● **Description of the task**
Copy each line holding the string "closed".

--------

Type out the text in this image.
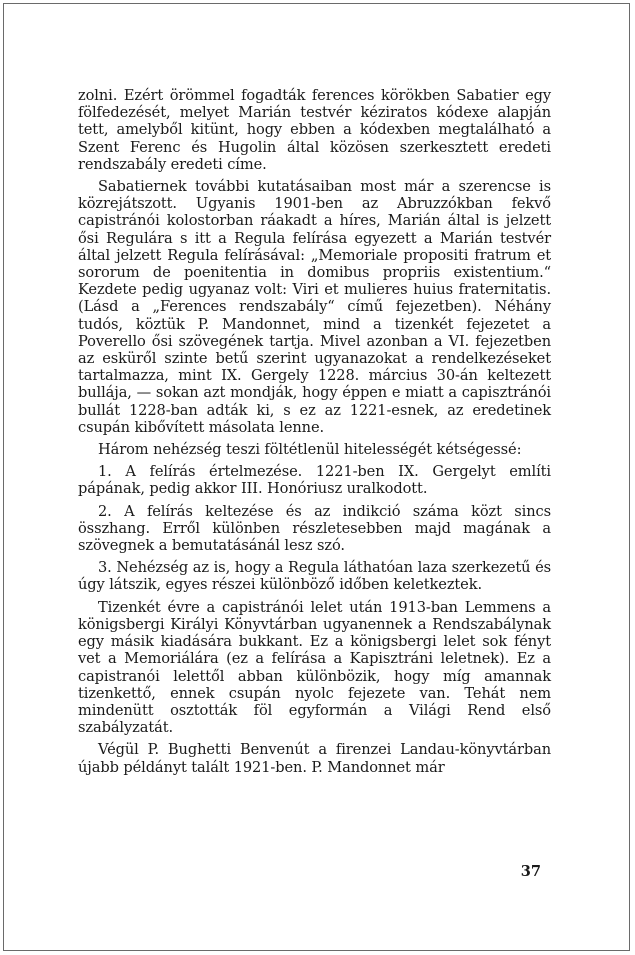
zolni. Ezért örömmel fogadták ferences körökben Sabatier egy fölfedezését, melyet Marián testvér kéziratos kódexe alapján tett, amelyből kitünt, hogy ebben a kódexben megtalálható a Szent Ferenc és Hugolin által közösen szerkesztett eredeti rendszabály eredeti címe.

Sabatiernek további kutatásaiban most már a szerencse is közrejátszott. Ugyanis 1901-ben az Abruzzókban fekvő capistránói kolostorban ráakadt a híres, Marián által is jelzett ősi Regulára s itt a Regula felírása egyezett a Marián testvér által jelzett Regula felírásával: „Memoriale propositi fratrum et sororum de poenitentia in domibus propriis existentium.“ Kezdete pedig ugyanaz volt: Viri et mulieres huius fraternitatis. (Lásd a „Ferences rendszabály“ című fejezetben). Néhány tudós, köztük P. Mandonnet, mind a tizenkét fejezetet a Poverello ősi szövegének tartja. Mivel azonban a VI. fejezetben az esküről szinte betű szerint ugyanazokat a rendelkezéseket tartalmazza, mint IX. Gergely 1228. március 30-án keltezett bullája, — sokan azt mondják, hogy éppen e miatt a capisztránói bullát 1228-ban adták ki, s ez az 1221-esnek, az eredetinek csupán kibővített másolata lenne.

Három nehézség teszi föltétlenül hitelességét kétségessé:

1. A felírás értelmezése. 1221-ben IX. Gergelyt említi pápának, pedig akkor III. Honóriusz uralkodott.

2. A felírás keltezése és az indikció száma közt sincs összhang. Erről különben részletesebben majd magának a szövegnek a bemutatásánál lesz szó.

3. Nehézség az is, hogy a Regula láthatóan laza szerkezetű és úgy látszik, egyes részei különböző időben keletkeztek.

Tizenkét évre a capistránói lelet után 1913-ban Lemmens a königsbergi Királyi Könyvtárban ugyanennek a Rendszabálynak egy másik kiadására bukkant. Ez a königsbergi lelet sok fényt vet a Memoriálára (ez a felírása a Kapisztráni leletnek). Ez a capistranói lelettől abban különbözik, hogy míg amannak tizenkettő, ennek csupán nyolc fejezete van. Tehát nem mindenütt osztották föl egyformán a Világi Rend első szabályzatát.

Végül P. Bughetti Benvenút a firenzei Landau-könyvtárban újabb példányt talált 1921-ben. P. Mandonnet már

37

--------

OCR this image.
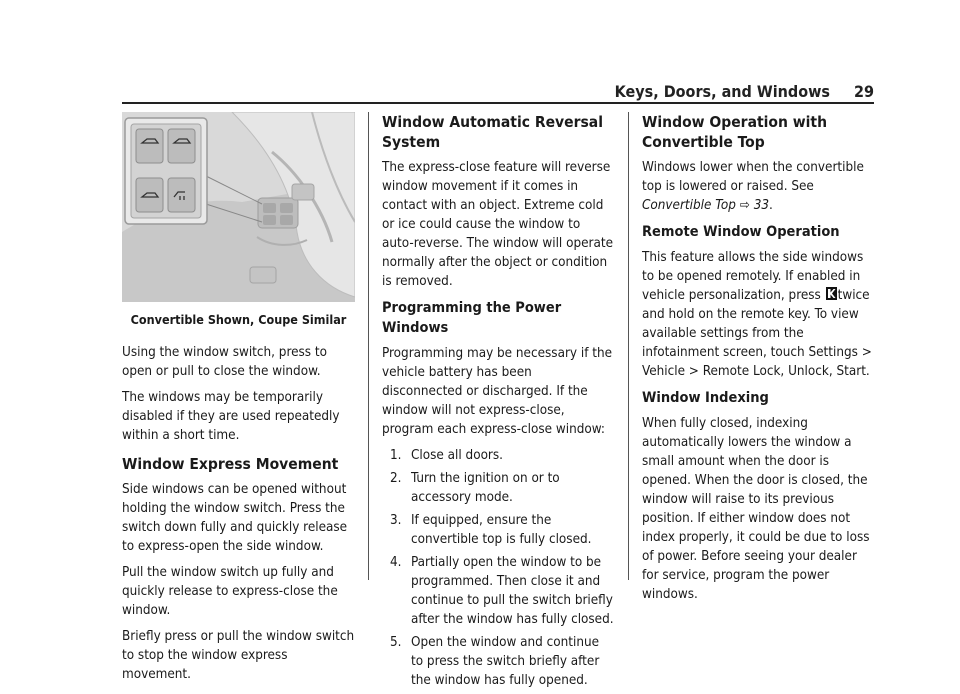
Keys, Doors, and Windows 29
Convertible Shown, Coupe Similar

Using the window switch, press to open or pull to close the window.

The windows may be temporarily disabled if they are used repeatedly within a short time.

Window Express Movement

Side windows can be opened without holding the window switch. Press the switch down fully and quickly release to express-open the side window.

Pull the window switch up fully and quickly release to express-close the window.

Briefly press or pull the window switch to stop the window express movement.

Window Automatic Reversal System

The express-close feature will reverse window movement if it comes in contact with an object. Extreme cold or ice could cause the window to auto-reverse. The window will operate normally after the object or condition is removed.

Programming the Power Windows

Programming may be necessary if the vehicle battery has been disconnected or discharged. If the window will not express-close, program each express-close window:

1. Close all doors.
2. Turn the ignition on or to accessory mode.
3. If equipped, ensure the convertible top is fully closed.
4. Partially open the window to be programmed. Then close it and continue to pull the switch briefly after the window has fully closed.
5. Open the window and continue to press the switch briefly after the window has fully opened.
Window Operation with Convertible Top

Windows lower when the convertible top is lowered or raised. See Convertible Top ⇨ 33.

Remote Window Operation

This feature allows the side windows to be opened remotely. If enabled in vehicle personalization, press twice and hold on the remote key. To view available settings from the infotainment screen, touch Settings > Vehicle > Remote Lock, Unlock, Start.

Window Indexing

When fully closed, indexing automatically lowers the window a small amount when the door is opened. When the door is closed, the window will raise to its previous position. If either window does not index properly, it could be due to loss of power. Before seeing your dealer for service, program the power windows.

--------

● **Reply to the exercise**
3. If equipped, ensure the convertible top is fully closed.
4. Partially open the window to be programmed. Then close it and continue to pull the switch briefly after the window has fully closed.
When fully closed, indexing automatically lowers the window a small amount when the door is opened. When the door is closed, the window will raise to its previous position. If either window does not index properly, it could be due to loss of power. Before seeing your dealer for service, program the power windows.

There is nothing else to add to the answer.